* [GIVEN INSTRUCTION]
Reproduce the records below in their entirety, character for character.

* [Rows from a figure dataset]
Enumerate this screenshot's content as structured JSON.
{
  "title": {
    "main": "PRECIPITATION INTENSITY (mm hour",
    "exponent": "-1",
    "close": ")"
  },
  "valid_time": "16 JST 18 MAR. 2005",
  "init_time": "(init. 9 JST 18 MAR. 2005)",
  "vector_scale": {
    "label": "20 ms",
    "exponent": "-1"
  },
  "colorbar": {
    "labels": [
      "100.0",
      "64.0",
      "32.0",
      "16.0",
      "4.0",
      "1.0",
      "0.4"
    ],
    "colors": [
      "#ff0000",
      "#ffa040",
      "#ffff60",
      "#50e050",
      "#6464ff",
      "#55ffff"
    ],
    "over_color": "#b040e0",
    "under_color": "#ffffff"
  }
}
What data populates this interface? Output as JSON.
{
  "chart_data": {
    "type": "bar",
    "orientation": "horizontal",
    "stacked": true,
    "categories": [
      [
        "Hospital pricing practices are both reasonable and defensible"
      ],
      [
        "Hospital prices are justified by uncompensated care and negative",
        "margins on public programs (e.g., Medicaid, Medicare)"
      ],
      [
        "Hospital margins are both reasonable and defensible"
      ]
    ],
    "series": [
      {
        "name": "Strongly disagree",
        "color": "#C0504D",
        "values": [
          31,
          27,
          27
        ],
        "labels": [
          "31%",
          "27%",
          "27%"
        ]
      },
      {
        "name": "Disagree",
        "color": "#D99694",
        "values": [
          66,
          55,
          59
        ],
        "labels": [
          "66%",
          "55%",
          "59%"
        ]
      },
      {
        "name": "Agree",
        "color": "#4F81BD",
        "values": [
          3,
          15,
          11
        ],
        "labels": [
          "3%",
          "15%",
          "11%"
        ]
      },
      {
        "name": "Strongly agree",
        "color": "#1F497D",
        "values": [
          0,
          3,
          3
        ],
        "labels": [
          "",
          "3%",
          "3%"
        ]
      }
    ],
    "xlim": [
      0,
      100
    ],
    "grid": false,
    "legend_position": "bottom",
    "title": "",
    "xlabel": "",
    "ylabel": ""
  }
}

* [RESULT FOR THIS EXERCISE]
Enumerate this screenshot's content as structured JSON.
{
  "title": {
    "main": "PRECIPITATION INTENSITY (mm hour",
    "exponent": "-1",
    "close": ")"
  },
  "valid_time": "16 JST 18 MAR. 2005",
  "init_time": "(init. 9 JST 18 MAR. 2005)",
  "vector_scale": {
    "label": "20 ms",
    "exponent": "-1"
  },
  "colorbar": {
    "labels": [
      "100.0",
      "64.0",
      "32.0",
      "16.0",
      "4.0",
      "1.0",
      "0.4"
    ],
    "colors": [
      "#ff0000",
      "#ffa040",
      "#ffff60",
      "#50e050",
      "#6464ff",
      "#55ffff"
    ],
    "over_color": "#b040e0",
    "under_color": "#ffffff"
  }
}
What data populates this interface? Output as JSON.
{
  "chart_data": {
    "type": "bar",
    "orientation": "horizontal",
    "stacked": true,
    "categories": [
      [
        "Hospital pricing practices are both reasonable and defensible"
      ],
      [
        "Hospital prices are justified by uncompensated care and negative",
        "margins on public programs (e.g., Medicaid, Medicare)"
      ],
      [
        "Hospital margins are both reasonable and defensible"
      ]
    ],
    "series": [
      {
        "name": "Strongly disagree",
        "color": "#C0504D",
        "values": [
          31,
          27,
          27
        ],
        "labels": [
          "31%",
          "27%",
          "27%"
        ]
      },
      {
        "name": "Disagree",
        "color": "#D99694",
        "values": [
          66,
          55,
          59
        ],
        "labels": [
          "66%",
          "55%",
          "59%"
        ]
      },
      {
        "name": "Agree",
        "color": "#4F81BD",
        "values": [
          3,
          15,
          11
        ],
        "labels": [
          "3%",
          "15%",
          "11%"
        ]
      },
      {
        "name": "Strongly agree",
        "color": "#1F497D",
        "values": [
          0,
          3,
          3
        ],
        "labels": [
          "",
          "3%",
          "3%"
        ]
      }
    ],
    "xlim": [
      0,
      100
    ],
    "grid": false,
    "legend_position": "bottom",
    "title": "",
    "xlabel": "",
    "ylabel": ""
  }
}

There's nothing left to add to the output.